EXCERPTED TEXT:
****
Re: [BUGS] ERROR: character 0xe3809c of encoding UTF8 has no equivalent in EUC_JP

2011-03-24 Thread Kasia Tuszynska
Hi, 
We have a customer in Japan who would be interested in this fix, in the future. 
Would you like me to enter it as an official Postgres bug?
Sincerely,
Kasia 

-Original Message-
From: Tatsuo Ishii [mailto:is...@postgresql.org] 
Sent: Tuesday, March 22, 2011 10:17 PM
To: itagaki.takah...@gmail.come 
Cc: Kasia Tuszynska; pgsql-bugs@postgresql.org
Subject: Re: [BUGS] ERROR: character 0xe3809c of encoding UTF8 has no 
equivalent in EUC_JP

 Agreed if the encoding is added as an user-defined encoding.
 I don't want to add built-in encodings only for Japanese language any more.

I do not agree here. Adding one more encoding/conversion is not big
deal.

Anyway these soltions would come to be real after one or two releases
at the earliest. The realistic solution available today is replacing
default conversion for EUC-JP and UTF-8.
--
Tatsuo Ishii
SRA OSS, Inc. Japan
English: http://www.sraoss.co.jp/index_en.php
Japanese: http://www.sraoss.co.jp


-- 
Sent via pgsql-bugs mailing list (pgsql-bugs@postgresql.org)
To make changes to your subscription:
http://www.postgresql.org/mailpref/pgsql-bugs


Re: [BUGS] ERROR: character 0xe3809c of encoding UTF8 has no equivalent in EUC_JP

2011-03-24 Thread Itagaki Takahiro
On Fri, Mar 25, 2011 at 03:33, Kasia Tuszynska ktuszyn...@esri.com wrote:
 We have a customer in Japan who would be interested in this fix, in the 
 future. Would you like me to enter it as an official Postgres bug?

Not a bug at all -- there are at least 3 versions of EUCJP encodings, and
postgres just supports one of them. I think it won't be changed in the near
term. So, you would need to define a CONVERSION for your purpose as of now.

However, I think we could have an extension of conversion procedure set
for Japanese confused encodings out of the core.

-- 
Itagaki Takahiro

-- 
Sent via pgsql-bugs mailing list (pgsql-bugs@postgresql.org)
****
[Element box records]
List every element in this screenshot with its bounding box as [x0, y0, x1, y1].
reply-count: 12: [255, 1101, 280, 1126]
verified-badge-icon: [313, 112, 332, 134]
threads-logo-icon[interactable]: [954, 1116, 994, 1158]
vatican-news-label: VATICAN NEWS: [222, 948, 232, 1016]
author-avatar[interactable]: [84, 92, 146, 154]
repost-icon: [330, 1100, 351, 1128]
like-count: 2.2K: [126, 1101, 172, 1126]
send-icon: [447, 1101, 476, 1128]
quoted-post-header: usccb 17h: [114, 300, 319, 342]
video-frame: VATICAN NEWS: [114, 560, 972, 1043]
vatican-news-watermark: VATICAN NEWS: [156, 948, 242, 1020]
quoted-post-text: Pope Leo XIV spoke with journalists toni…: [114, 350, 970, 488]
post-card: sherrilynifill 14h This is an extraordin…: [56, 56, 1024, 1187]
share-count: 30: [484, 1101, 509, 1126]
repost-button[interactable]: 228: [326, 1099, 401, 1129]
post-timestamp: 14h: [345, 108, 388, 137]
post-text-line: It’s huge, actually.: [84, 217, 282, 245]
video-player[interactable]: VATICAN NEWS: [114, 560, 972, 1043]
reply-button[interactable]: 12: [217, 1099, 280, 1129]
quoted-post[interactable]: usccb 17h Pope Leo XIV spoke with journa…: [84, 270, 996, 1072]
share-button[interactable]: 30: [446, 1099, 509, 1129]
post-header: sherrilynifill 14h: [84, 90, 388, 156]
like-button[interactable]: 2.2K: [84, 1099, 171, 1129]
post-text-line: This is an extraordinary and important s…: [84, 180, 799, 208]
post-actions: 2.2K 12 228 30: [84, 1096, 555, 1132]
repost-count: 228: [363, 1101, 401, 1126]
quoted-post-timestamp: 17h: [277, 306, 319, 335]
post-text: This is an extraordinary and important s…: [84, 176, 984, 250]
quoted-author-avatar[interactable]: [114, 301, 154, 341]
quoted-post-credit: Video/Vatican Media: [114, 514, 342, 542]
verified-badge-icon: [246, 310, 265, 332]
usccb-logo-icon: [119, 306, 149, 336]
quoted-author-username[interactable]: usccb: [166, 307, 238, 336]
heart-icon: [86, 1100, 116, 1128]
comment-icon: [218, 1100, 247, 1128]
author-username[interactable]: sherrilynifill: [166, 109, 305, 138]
****
TASK DETAILS:
Can you reproduce the EUC_JP encoding thread word for word, starting at "Not a bug at" and ending at "purpose as of now."?

WRITTEN RESPONSE:
Not a bug at all -- there are at least 3 versions of EUCJP encodings, and
postgres just supports one of them. I think it won't be changed in the near
term. So, you would need to define a CONVERSION for your purpose as of now.